Exercise. Gather all lines in the data that hold the string "Lenzburg".
++++++
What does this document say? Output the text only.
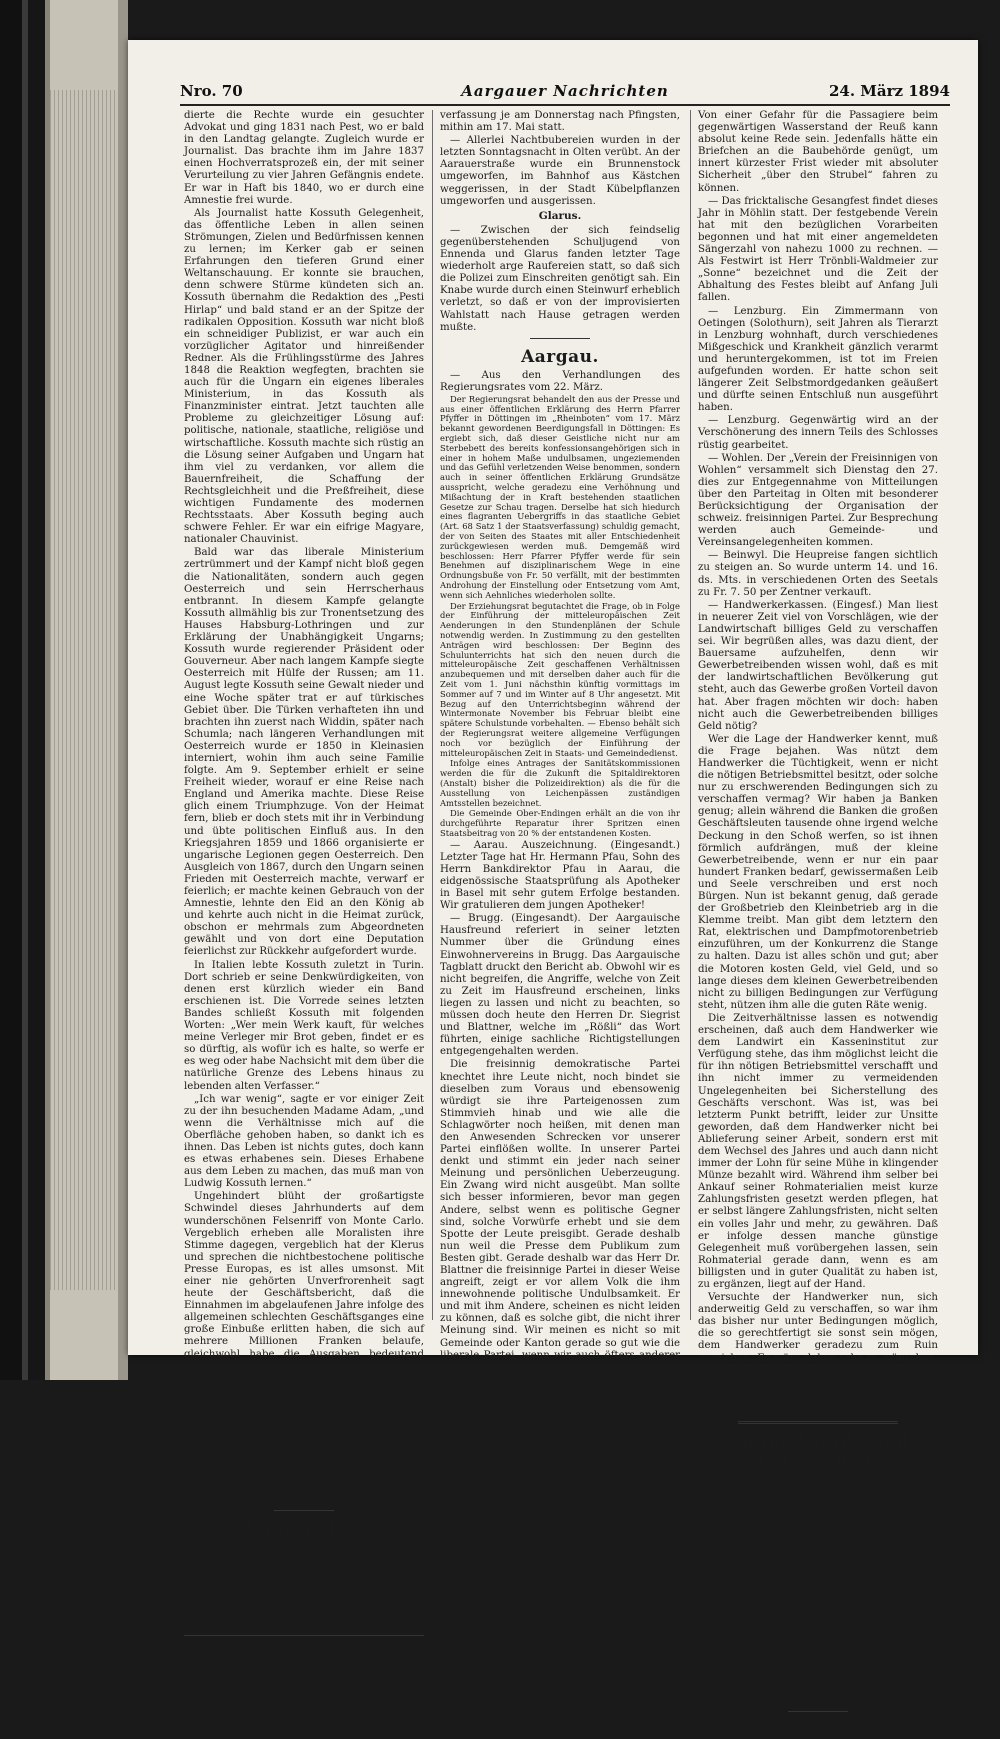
Nro. 70	Aargauer Nachrichten	24. März 1894

dierte die Rechte wurde ein gesuchter Advokat und ging 1831 nach Pest, wo er bald in den Landtag gelangte. Zugleich wurde er Journalist. Das brachte ihm im Jahre 1837 einen Hochverratsprozeß ein, der mit seiner Verurteilung zu vier Jahren Gefängnis endete. Er war in Haft bis 1840, wo er durch eine Amnestie frei wurde.

Als Journalist hatte Kossuth Gelegenheit, das öffentliche Leben in allen seinen Strömungen, Zielen und Bedürfnissen kennen zu lernen; im Kerker gab er seinen Erfahrungen den tieferen Grund einer Weltanschauung. Er konnte sie brauchen, denn schwere Stürme kündeten sich an. Kossuth übernahm die Redaktion des „Pesti Hirlap“ und bald stand er an der Spitze der radikalen Opposition. Kossuth war nicht bloß ein schneidiger Publizist, er war auch ein vorzüglicher Agitator und hinreißender Redner. Als die Frühlingsstürme des Jahres 1848 die Reaktion wegfegten, brachten sie auch für die Ungarn ein eigenes liberales Ministerium, in das Kossuth als Finanzminister eintrat. Jetzt tauchten alle Probleme zu gleichzeitiger Lösung auf: politische, nationale, staatliche, religiöse und wirtschaftliche. Kossuth machte sich rüstig an die Lösung seiner Aufgaben und Ungarn hat ihm viel zu verdanken, vor allem die Bauernfreiheit, die Schaffung der Rechtsgleichheit und die Preßfreiheit, diese wichtigen Fundamente des modernen Rechtsstaats. Aber Kossuth beging auch schwere Fehler. Er war ein eifrige Magyare, nationaler Chauvinist.

Bald war das liberale Ministerium zertrümmert und der Kampf nicht bloß gegen die Nationalitäten, sondern auch gegen Oesterreich und sein Herrscherhaus entbrannt. In diesem Kampfe gelangte Kossuth allmählig bis zur Tronentsetzung des Hauses Habsburg-Lothringen und zur Erklärung der Unabhängigkeit Ungarns; Kossuth wurde regierender Präsident oder Gouverneur. Aber nach langem Kampfe siegte Oesterreich mit Hülfe der Russen; am 11. August legte Kossuth seine Gewalt nieder und eine Woche später trat er auf türkisches Gebiet über. Die Türken verhafteten ihn und brachten ihn zuerst nach Widdin, später nach Schumla; nach längeren Verhandlungen mit Oesterreich wurde er 1850 in Kleinasien interniert, wohin ihm auch seine Familie folgte. Am 9. September erhielt er seine Freiheit wieder, worauf er eine Reise nach England und Amerika machte. Diese Reise glich einem Triumphzuge. Von der Heimat fern, blieb er doch stets mit ihr in Verbindung und übte politischen Einfluß aus. In den Kriegsjahren 1859 und 1866 organisierte er ungarische Legionen gegen Oesterreich. Den Ausgleich von 1867, durch den Ungarn seinen Frieden mit Oesterreich machte, verwarf er feierlich; er machte keinen Gebrauch von der Amnestie, lehnte den Eid an den König ab und kehrte auch nicht in die Heimat zurück, obschon er mehrmals zum Abgeordneten gewählt und von dort eine Deputation feierlichst zur Rückkehr aufgefordert wurde.

In Italien lebte Kossuth zuletzt in Turin. Dort schrieb er seine Denkwürdigkeiten, von denen erst kürzlich wieder ein Band erschienen ist. Die Vorrede seines letzten Bandes schließt Kossuth mit folgenden Worten: „Wer mein Werk kauft, für welches meine Verleger mir Brot geben, findet er es so dürftig, als wofür ich es halte, so werfe er es weg oder habe Nachsicht mit dem über die natürliche Grenze des Lebens hinaus zu lebenden alten Verfasser.“

„Ich war wenig“, sagte er vor einiger Zeit zu der ihn besuchenden Madame Adam, „und wenn die Verhältnisse mich auf die Oberfläche gehoben haben, so dankt ich es ihnen. Das Leben ist nichts gutes, doch kann es etwas erhabenes sein. Dieses Erhabene aus dem Leben zu machen, das muß man von Ludwig Kossuth lernen.“

Ungehindert blüht der großartigste Schwindel dieses Jahrhunderts auf dem wunderschönen Felsenriff von Monte Carlo. Vergeblich erheben alle Moralisten ihre Stimme dagegen, vergeblich hat der Klerus und sprechen die nichtbestochene politische Presse Europas, es ist alles umsonst. Mit einer nie gehörten Unverfrorenheit sagt heute der Geschäftsbericht, daß die Einnahmen im abgelaufenen Jahre infolge des allgemeinen schlechten Geschäftsganges eine große Einbuße erlitten haben, die sich auf mehrere Millionen Franken belaufe, gleichwohl habe die Ausgaben bedeutend gestiegen sein. Es verzehren jetzt in Monte Carlo täglich 90 Züge, die teilweise von der Spielbank erhalten werden. Die Einnahmen der Spielbank dürften 1893 etwa 37 Millionen Franken betragen haben. Davon sind jedoch 20 Prozent für die Spielverluste der Bank in Abrechnung zu bringen, dann 12 Millionen Franken für das Fürstentum Monaco, Eisenbahnen, Neubauten u. s. w., sodaß für die Aktionäre „nur“ 16 Millionen Franken übrig bleiben. Ob es nicht doch des Sündengeldes mehr als genug wäre.

Kantonales.
Solothurn.

— Der Kirchgemeinderat der christkatholischen Kirche in Solothurn hat die Uebernahme der diesjährigen Nationalsynode der christkatholischen Kirche der Schweiz beschlossen. Dieselbe findet nach Vorschrift der Kirchen-

Barons Platz nahm, um sofort die Durchsuchung der Papiere zu beginnen; er tat mit ehrerbietiger Höflichkeit Jda ein, seine Tätigkeit zu beaufsichtigen; es sei ihm eine peinliche Pflichterfüllung, in diesen fremden Papieren und Briefen suchen zu müssen, aber es werde sehr erleichtert, wenn die Tochter des Barons die Kontrollierte. Eine Viertelstunde mochte etwa vergangen sein, da erklangen schnelle Schritte auf dem Gange draußen; die Tür wurde geöffnet, Werder trat in das Zimmer.

verfassung je am Donnerstag nach Pfingsten, mithin am 17. Mai statt.

— Allerlei Nachtbubereien wurden in der letzten Sonntagsnacht in Olten verübt. An der Aarauerstraße wurde ein Brunnenstock umgeworfen, im Bahnhof aus Kästchen weggerissen, in der Stadt Kübelpflanzen umgeworfen und ausgerissen.

Glarus.

— Zwischen der sich feindselig gegenüberstehenden Schuljugend von Ennenda und Glarus fanden letzter Tage wiederholt arge Raufereien statt, so daß sich die Polizei zum Einschreiten genötigt sah. Ein Knabe wurde durch einen Steinwurf erheblich verletzt, so daß er von der improvisierten Wahlstatt nach Hause getragen werden mußte.

Aargau.

— Aus den Verhandlungen des Regierungsrates vom 22. März.

Der Regierungsrat behandelt den aus der Presse und aus einer öffentlichen Erklärung des Herrn Pfarrer Pfyffer in Döttingen im „Rheinboten“ vom 17. März bekannt gewordenen Beerdigungsfall in Döttingen: Es ergiebt sich, daß dieser Geistliche nicht nur am Sterbebett des bereits konfessionsangehörigen sich in einer in hohem Maße undulbsamen, ungeziemenden und das Gefühl verletzenden Weise benommen, sondern auch in seiner öffentlichen Erklärung Grundsätze ausspricht, welche geradezu eine Verhöhnung und Mißachtung der in Kraft bestehenden staatlichen Gesetze zur Schau tragen. Derselbe hat sich hiedurch eines flagranten Uebergriffs in das staatliche Gebiet (Art. 68 Satz 1 der Staatsverfassung) schuldig gemacht, der von Seiten des Staates mit aller Entschiedenheit zurückgewiesen werden muß. Demgemäß wird beschlossen: Herr Pfarrer Pfyffer werde für sein Benehmen auf disziplinarischem Wege in eine Ordnungsbuße von Fr. 50 verfällt, mit der bestimmten Androhung der Einstellung oder Entsetzung vom Amt, wenn sich Aehnliches wiederholen sollte.

Der Erziehungsrat begutachtet die Frage, ob in Folge der Einführung der mitteleuropäischen Zeit Aenderungen in den Stundenplänen der Schule notwendig werden. In Zustimmung zu den gestellten Anträgen wird beschlossen: Der Beginn des Schulunterrichts hat sich den neuen durch die mitteleuropäische Zeit geschaffenen Verhältnissen anzubequemen und mit derselben daher auch für die Zeit vom 1. Juni nächsthin künftig vormittags im Sommer auf 7 und im Winter auf 8 Uhr angesetzt. Mit Bezug auf den Unterrichtsbeginn während der Wintermonate November bis Februar bleibt eine spätere Schulstunde vorbehalten. — Ebenso behält sich der Regierungsrat weitere allgemeine Verfügungen noch vor bezüglich der Einführung der mitteleuropäischen Zeit in Staats- und Gemeindedienst.

Infolge eines Antrages der Sanitätskommissionen werden die für die Zukunft die Spitaldirektoren (Anstalt) bisher die Polizeidirektion) als die für die Ausstellung von Leichenpässen zuständigen Amtsstellen bezeichnet.

Die Gemeinde Ober-Endingen erhält an die von ihr durchgeführte Reparatur ihrer Spritzen einen Staatsbeitrag von 20 % der entstandenen Kosten.

— Aarau. Auszeichnung. (Eingesandt.) Letzter Tage hat Hr. Hermann Pfau, Sohn des Herrn Bankdirektor Pfau in Aarau, die eidgenössische Staatsprüfung als Apotheker in Basel mit sehr gutem Erfolge bestanden. Wir gratulieren dem jungen Apotheker!

— Brugg. (Eingesandt). Der Aargauische Hausfreund referiert in seiner letzten Nummer über die Gründung eines Einwohnervereins in Brugg. Das Aargauische Tagblatt druckt den Bericht ab. Obwohl wir es nicht begreifen, die Angriffe, welche von Zeit zu Zeit im Hausfreund erscheinen, links liegen zu lassen und nicht zu beachten, so müssen doch heute den Herren Dr. Siegrist und Blattner, welche im „Rößli“ das Wort führten, einige sachliche Richtigstellungen entgegengehalten werden.

Die freisinnig demokratische Partei knechtet ihre Leute nicht, noch bindet sie dieselben zum Voraus und ebensowenig würdigt sie ihre Parteigenossen zum Stimmvieh hinab und wie alle die Schlagwörter noch heißen, mit denen man den Anwesenden Schrecken vor unserer Partei einflößen wollte. In unserer Partei denkt und stimmt ein jeder nach seiner Meinung und persönlichen Ueberzeugung. Ein Zwang wird nicht ausgeübt. Man sollte sich besser informieren, bevor man gegen Andere, selbst wenn es politische Gegner sind, solche Vorwürfe erhebt und sie dem Spotte der Leute preisgibt. Gerade deshalb nun weil die Presse dem Publikum zum Besten gibt. Gerade deshalb war das Herr Dr. Blattner die freisinnige Partei in dieser Weise angreift, zeigt er vor allem Volk die ihm innewohnende politische Undulbsamkeit. Er und mit ihm Andere, scheinen es nicht leiden zu können, daß es solche gibt, die nicht ihrer Meinung sind. Wir meinen es nicht so mit Gemeinde oder Kanton gerade so gut wie die liberale Partei, wenn wir auch öfters anderer Meinung sind als diese. Der Einwohnerverein in Brugg wurde ganz speziell als Rüstzeug gegen die freisinnig demokratische Partei gegründet. Die Gründung wurde durch Unterschriftensammlung eingeleitet, welche den Zweck gehabt haben soll, zu wissen, wer in Brugg zur liberalen Partei stehe. In der Sitzung des Initiativkomitee blieb der Antrag, Jedermann öffentlich zur Gründung in's „Rößli“ einzuladen, in Minderheit und es wurde beschlossen, nur den Hand gesinnungstüchtige einzuladen. Ein auf solch einseitiger Grundlage gegründeter Verein ist nicht geeignet, die Gegensätze zu versöhnen, weil er eben selbst fest auf dem Boden einer Partei steht. Trotzdem aber maßt er sich den Namen Einwohnerverein an, als ob er die ganze Einwohnerschaft vertrete.

— Baden. * Infolge der Interpellation im Großen Rat hat letzter Tage eine genaue Untersuchung der im Privatbesitz befindlichen Neußfähre Gnadenthal stattgefunden.

Wie wir vernehmen, sollen die Fähreinrichtungen einem starken Hochwasser gegenüber allerdings in einigen Beziehungen nicht alle wünschbaren Garantien bieten. Die Anstalt Gnadenthal, als derzeitige Besitzerin der Fähre ist daher angewiesen worden, eine Anzahl Reparaturen vorzunehmen.

Von einer Gefahr für die Passagiere beim gegenwärtigen Wasserstand der Reuß kann absolut keine Rede sein. Jedenfalls hätte ein Briefchen an die Baubehörde genügt, um innert kürzester Frist wieder mit absoluter Sicherheit „über den Strubel“ fahren zu können.

— Das fricktalische Gesangfest findet dieses Jahr in Möhlin statt. Der festgebende Verein hat mit den bezüglichen Vorarbeiten begonnen und hat mit einer angemeldeten Sängerzahl von nahezu 1000 zu rechnen. — Als Festwirt ist Herr Trönbli-Waldmeier zur „Sonne“ bezeichnet und die Zeit der Abhaltung des Festes bleibt auf Anfang Juli fallen.

— Lenzburg. Ein Zimmermann von Oetingen (Solothurn), seit Jahren als Tierarzt in Lenzburg wohnhaft, durch verschiedenes Mißgeschick und Krankheit gänzlich verarmt und heruntergekommen, ist tot im Freien aufgefunden worden. Er hatte schon seit längerer Zeit Selbstmordgedanken geäußert und dürfte seinen Entschluß nun ausgeführt haben.

— Lenzburg. Gegenwärtig wird an der Verschönerung des innern Teils des Schlosses rüstig gearbeitet.

— Wohlen. Der „Verein der Freisinnigen von Wohlen“ versammelt sich Dienstag den 27. dies zur Entgegennahme von Mitteilungen über den Parteitag in Olten mit besonderer Berücksichtigung der Organisation der schweiz. freisinnigen Partei. Zur Besprechung werden auch Gemeinde- und Vereinsangelegenheiten kommen.

— Beinwyl. Die Heupreise fangen sichtlich zu steigen an. So wurde unterm 14. und 16. ds. Mts. in verschiedenen Orten des Seetals zu Fr. 7. 50 per Zentner verkauft.

— Handwerkerkassen. (Eingesf.) Man liest in neuerer Zeit viel von Vorschlägen, wie der Landwirtschaft billiges Geld zu verschaffen sei. Wir begrüßen alles, was dazu dient, der Bauersame aufzuhelfen, denn wir Gewerbetreibenden wissen wohl, daß es mit der landwirtschaftlichen Bevölkerung gut steht, auch das Gewerbe großen Vorteil davon hat. Aber fragen möchten wir doch: haben nicht auch die Gewerbetreibenden billiges Geld nötig?

Wer die Lage der Handwerker kennt, muß die Frage bejahen. Was nützt dem Handwerker die Tüchtigkeit, wenn er nicht die nötigen Betriebsmittel besitzt, oder solche nur zu erschwerenden Bedingungen sich zu verschaffen vermag? Wir haben ja Banken genug; allein während die Banken die großen Geschäftsleuten tausende ohne irgend welche Deckung in den Schoß werfen, so ist ihnen förmlich aufdrängen, muß der kleine Gewerbetreibende, wenn er nur ein paar hundert Franken bedarf, gewissermaßen Leib und Seele verschreiben und erst noch Bürgen. Nun ist bekannt genug, daß gerade der Großbetrieb den Kleinbetrieb arg in die Klemme treibt. Man gibt dem letztern den Rat, elektrischen und Dampfmotorenbetrieb einzuführen, um der Konkurrenz die Stange zu halten. Dazu ist alles schön und gut; aber die Motoren kosten Geld, viel Geld, und so lange dieses dem kleinen Gewerbetreibenden nicht zu billigen Bedingungen zur Verfügung steht, nützen ihm alle die guten Räte wenig.

Die Zeitverhältnisse lassen es notwendig erscheinen, daß auch dem Handwerker wie dem Landwirt ein Kasseninstitut zur Verfügung stehe, das ihm möglichst leicht die für ihn nötigen Betriebsmittel verschafft und ihn nicht immer zu vermeidenden Ungelegenheiten bei Sicherstellung des Geschäfts verschont. Was ist, was bei letzterm Punkt betrifft, leider zur Unsitte geworden, daß dem Handwerker nicht bei Ablieferung seiner Arbeit, sondern erst mit dem Wechsel des Jahres und auch dann nicht immer der Lohn für seine Mühe in klingender Münze bezahlt wird. Während ihm selber bei Ankauf seiner Rohmaterialien meist kurze Zahlungsfristen gesetzt werden pflegen, hat er selbst längere Zahlungsfristen, nicht selten ein volles Jahr und mehr, zu gewähren. Daß er infolge dessen manche günstige Gelegenheit muß vorübergehen lassen, sein Rohmaterial gerade dann, wenn es am billigsten und in guter Qualität zu haben ist, zu ergänzen, liegt auf der Hand.

Versuchte der Handwerker nun, sich anderweitig Geld zu verschaffen, so war ihm das bisher nur unter Bedingungen möglich, die so gerechtfertigt sie sonst sein mögen, dem Handwerker geradezu zum Ruin gereichen. Es wäre daher sehr zu wünschen, daß die Gründung von Handwerkerkassen in Angriff genommen würden, durch welche der Handwerker zu jeder Zeit sich billiges Geld zu verschaffen in der Lage ist.

Unglücksfälle und Verbrechen.

— Der ehemalige Bürgermeister von St. Clair (Frankreich), der Landwirt Franqual, ermordete seine Frau und ließ sich dann von einem Bahnzug überfahren.

— Während an dem explodierten untergegangenen Schiff „Machicaco“ in Santander Arbeiten vorgenommen wurden, entstand eine Explosion. Die Telegraphendrähte sind abgerissen.

Die Ursache ist nicht bekannt. Nach den letzten Nachrichten sind zehn Personen umgekommen und 27 verwundet worden, darunter fünf schwer. Die Bevölkerung ist von Panik ergriffen, befürchtet weitere Explosionen, durchrennt die Straßen, beschuldigt die Behörden des Mangels an Voraussicht. Die Garnison und die Polizei sind verstärkt worden. Patrouillen durchziehen die Straßen.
++++++
Response.
— Lenzburg. Ein Zimmermann von Oetingen (Solothurn), seit Jahren als Tierarzt in Lenzburg wohnhaft, durch verschiedenes Mißgeschick und Krankheit gänzlich verarmt und heruntergekommen, ist tot im Freien aufgefunden worden. Er hatte schon seit längerer Zeit Selbstmordgedanken geäußert und dürfte seinen Entschluß nun ausgeführt haben.
— Lenzburg. Gegenwärtig wird an der Verschönerung des innern Teils des Schlosses rüstig gearbeitet.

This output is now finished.